Start of The input

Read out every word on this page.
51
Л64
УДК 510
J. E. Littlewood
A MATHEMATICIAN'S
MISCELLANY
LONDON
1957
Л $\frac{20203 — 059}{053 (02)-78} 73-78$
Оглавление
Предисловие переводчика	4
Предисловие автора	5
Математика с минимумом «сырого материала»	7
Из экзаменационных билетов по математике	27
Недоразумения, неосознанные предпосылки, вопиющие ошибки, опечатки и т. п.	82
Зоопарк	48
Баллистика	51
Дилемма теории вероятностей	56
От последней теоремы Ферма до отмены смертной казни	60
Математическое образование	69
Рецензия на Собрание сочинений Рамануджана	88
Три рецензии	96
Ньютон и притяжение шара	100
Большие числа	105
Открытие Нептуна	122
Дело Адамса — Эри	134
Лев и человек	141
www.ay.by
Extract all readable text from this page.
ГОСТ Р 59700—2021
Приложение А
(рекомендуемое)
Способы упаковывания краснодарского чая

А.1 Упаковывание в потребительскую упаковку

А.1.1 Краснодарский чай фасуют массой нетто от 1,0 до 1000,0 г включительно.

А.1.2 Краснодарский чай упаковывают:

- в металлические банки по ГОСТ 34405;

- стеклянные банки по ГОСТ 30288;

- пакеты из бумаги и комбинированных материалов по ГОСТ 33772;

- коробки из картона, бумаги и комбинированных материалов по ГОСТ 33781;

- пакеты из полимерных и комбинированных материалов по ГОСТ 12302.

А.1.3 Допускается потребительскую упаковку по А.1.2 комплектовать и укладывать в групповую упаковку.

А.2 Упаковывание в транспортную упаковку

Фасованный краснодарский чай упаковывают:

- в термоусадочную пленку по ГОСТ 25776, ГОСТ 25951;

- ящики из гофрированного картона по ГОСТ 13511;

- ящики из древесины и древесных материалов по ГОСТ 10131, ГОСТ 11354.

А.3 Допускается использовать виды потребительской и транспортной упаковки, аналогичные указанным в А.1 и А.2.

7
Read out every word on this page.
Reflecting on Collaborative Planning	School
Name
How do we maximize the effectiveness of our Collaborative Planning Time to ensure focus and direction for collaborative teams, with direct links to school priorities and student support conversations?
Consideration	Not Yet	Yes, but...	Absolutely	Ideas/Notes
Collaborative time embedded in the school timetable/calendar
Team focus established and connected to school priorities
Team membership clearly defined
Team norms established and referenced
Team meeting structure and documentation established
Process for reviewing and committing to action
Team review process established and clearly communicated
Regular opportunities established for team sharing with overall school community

End of The input

What the exercise asks:
For the data above, state how many lines contain "Допускается"; the number is the whole answer.

Final answer:
2